Verbatim output of all the material below is required.

= = = = = = =

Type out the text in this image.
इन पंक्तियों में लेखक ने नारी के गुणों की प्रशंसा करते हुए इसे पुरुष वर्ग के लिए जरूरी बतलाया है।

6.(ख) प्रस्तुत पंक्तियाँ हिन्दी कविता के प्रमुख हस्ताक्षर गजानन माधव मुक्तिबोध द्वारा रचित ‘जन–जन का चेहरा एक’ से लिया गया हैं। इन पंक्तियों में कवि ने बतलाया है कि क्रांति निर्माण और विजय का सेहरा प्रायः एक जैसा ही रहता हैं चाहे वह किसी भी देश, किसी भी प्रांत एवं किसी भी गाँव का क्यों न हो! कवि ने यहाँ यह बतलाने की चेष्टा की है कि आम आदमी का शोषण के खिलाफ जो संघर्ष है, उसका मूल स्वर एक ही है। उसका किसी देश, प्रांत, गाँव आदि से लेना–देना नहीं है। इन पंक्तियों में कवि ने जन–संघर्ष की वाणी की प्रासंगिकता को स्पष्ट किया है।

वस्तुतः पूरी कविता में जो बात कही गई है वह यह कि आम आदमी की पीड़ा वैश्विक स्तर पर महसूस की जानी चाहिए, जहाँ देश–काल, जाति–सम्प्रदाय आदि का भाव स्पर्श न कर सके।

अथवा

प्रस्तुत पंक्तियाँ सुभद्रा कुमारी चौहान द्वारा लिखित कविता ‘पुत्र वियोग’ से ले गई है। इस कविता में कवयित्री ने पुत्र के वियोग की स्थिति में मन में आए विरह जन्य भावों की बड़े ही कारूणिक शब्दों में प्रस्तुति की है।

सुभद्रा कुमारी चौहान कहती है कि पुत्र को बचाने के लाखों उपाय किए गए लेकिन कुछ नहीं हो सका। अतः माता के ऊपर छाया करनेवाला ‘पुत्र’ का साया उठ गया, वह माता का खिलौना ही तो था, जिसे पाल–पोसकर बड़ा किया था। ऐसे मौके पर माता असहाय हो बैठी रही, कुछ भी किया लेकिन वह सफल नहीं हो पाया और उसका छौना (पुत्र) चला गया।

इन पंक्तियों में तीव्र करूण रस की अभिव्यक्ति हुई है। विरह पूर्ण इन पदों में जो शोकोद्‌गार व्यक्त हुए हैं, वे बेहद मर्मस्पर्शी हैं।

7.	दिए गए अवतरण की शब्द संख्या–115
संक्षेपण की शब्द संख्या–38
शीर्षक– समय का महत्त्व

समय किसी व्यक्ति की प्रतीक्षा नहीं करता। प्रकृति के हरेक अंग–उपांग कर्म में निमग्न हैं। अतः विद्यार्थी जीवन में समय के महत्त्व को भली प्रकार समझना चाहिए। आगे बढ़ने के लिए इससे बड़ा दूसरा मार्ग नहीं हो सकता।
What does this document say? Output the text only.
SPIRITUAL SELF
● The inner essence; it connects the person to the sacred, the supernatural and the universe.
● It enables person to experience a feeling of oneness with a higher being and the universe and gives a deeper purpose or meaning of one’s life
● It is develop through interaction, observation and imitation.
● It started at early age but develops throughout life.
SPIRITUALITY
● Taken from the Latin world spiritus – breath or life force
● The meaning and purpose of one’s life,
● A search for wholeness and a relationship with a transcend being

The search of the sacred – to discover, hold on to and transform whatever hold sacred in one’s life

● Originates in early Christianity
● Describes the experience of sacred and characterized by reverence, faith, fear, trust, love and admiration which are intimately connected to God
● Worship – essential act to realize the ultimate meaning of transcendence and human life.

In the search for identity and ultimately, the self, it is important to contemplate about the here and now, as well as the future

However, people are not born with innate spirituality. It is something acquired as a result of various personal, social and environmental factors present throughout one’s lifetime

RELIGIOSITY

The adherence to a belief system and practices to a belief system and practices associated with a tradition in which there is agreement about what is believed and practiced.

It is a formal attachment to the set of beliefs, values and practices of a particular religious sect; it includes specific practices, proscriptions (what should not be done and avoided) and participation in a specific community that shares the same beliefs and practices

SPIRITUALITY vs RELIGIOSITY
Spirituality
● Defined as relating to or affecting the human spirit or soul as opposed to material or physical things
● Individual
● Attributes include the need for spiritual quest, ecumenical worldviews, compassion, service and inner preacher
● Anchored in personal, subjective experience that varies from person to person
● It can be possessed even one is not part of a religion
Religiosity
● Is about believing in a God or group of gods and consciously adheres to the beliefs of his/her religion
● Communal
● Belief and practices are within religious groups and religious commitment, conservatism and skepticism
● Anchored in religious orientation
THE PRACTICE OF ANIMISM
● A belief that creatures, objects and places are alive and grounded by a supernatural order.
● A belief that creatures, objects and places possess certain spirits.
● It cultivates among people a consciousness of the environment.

= = = = = = =

ANSWER TO THE EXERCISE:
Type out the text in this image.
इन पंक्तियों में लेखक ने नारी के गुणों की प्रशंसा करते हुए इसे पुरुष वर्ग के लिए जरूरी बतलाया है।

6.(ख) प्रस्तुत पंक्तियाँ हिन्दी कविता के प्रमुख हस्ताक्षर गजानन माधव मुक्तिबोध द्वारा रचित ‘जन–जन का चेहरा एक’ से लिया गया हैं। इन पंक्तियों में कवि ने बतलाया है कि क्रांति निर्माण और विजय का सेहरा प्रायः एक जैसा ही रहता हैं चाहे वह किसी भी देश, किसी भी प्रांत एवं किसी भी गाँव का क्यों न हो! कवि ने यहाँ यह बतलाने की चेष्टा की है कि आम आदमी का शोषण के खिलाफ जो संघर्ष है, उसका मूल स्वर एक ही है। उसका किसी देश, प्रांत, गाँव आदि से लेना–देना नहीं है। इन पंक्तियों में कवि ने जन–संघर्ष की वाणी की प्रासंगिकता को स्पष्ट किया है।

वस्तुतः पूरी कविता में जो बात कही गई है वह यह कि आम आदमी की पीड़ा वैश्विक स्तर पर महसूस की जानी चाहिए, जहाँ देश–काल, जाति–सम्प्रदाय आदि का भाव स्पर्श न कर सके।

अथवा

प्रस्तुत पंक्तियाँ सुभद्रा कुमारी चौहान द्वारा लिखित कविता ‘पुत्र वियोग’ से ले गई है। इस कविता में कवयित्री ने पुत्र के वियोग की स्थिति में मन में आए विरह जन्य भावों की बड़े ही कारूणिक शब्दों में प्रस्तुति की है।

सुभद्रा कुमारी चौहान कहती है कि पुत्र को बचाने के लाखों उपाय किए गए लेकिन कुछ नहीं हो सका। अतः माता के ऊपर छाया करनेवाला ‘पुत्र’ का साया उठ गया, वह माता का खिलौना ही तो था, जिसे पाल–पोसकर बड़ा किया था। ऐसे मौके पर माता असहाय हो बैठी रही, कुछ भी किया लेकिन वह सफल नहीं हो पाया और उसका छौना (पुत्र) चला गया।

इन पंक्तियों में तीव्र करूण रस की अभिव्यक्ति हुई है। विरह पूर्ण इन पदों में जो शोकोद्‌गार व्यक्त हुए हैं, वे बेहद मर्मस्पर्शी हैं।

7.	दिए गए अवतरण की शब्द संख्या–115
संक्षेपण की शब्द संख्या–38
शीर्षक– समय का महत्त्व

समय किसी व्यक्ति की प्रतीक्षा नहीं करता। प्रकृति के हरेक अंग–उपांग कर्म में निमग्न हैं। अतः विद्यार्थी जीवन में समय के महत्त्व को भली प्रकार समझना चाहिए। आगे बढ़ने के लिए इससे बड़ा दूसरा मार्ग नहीं हो सकता।
What does this document say? Output the text only.
SPIRITUAL SELF
● The inner essence; it connects the person to the sacred, the supernatural and the universe.
● It enables person to experience a feeling of oneness with a higher being and the universe and gives a deeper purpose or meaning of one’s life
● It is develop through interaction, observation and imitation.
● It started at early age but develops throughout life.
SPIRITUALITY
● Taken from the Latin world spiritus – breath or life force
● The meaning and purpose of one’s life,
● A search for wholeness and a relationship with a transcend being

The search of the sacred – to discover, hold on to and transform whatever hold sacred in one’s life

● Originates in early Christianity
● Describes the experience of sacred and characterized by reverence, faith, fear, trust, love and admiration which are intimately connected to God
● Worship – essential act to realize the ultimate meaning of transcendence and human life.

In the search for identity and ultimately, the self, it is important to contemplate about the here and now, as well as the future

However, people are not born with innate spirituality. It is something acquired as a result of various personal, social and environmental factors present throughout one’s lifetime

RELIGIOSITY

The adherence to a belief system and practices to a belief system and practices associated with a tradition in which there is agreement about what is believed and practiced.

It is a formal attachment to the set of beliefs, values and practices of a particular religious sect; it includes specific practices, proscriptions (what should not be done and avoided) and participation in a specific community that shares the same beliefs and practices

SPIRITUALITY vs RELIGIOSITY
Spirituality
● Defined as relating to or affecting the human spirit or soul as opposed to material or physical things
● Individual
● Attributes include the need for spiritual quest, ecumenical worldviews, compassion, service and inner preacher
● Anchored in personal, subjective experience that varies from person to person
● It can be possessed even one is not part of a religion
Religiosity
● Is about believing in a God or group of gods and consciously adheres to the beliefs of his/her religion
● Communal
● Belief and practices are within religious groups and religious commitment, conservatism and skepticism
● Anchored in religious orientation
THE PRACTICE OF ANIMISM
● A belief that creatures, objects and places are alive and grounded by a supernatural order.
● A belief that creatures, objects and places possess certain spirits.
● It cultivates among people a consciousness of the environment.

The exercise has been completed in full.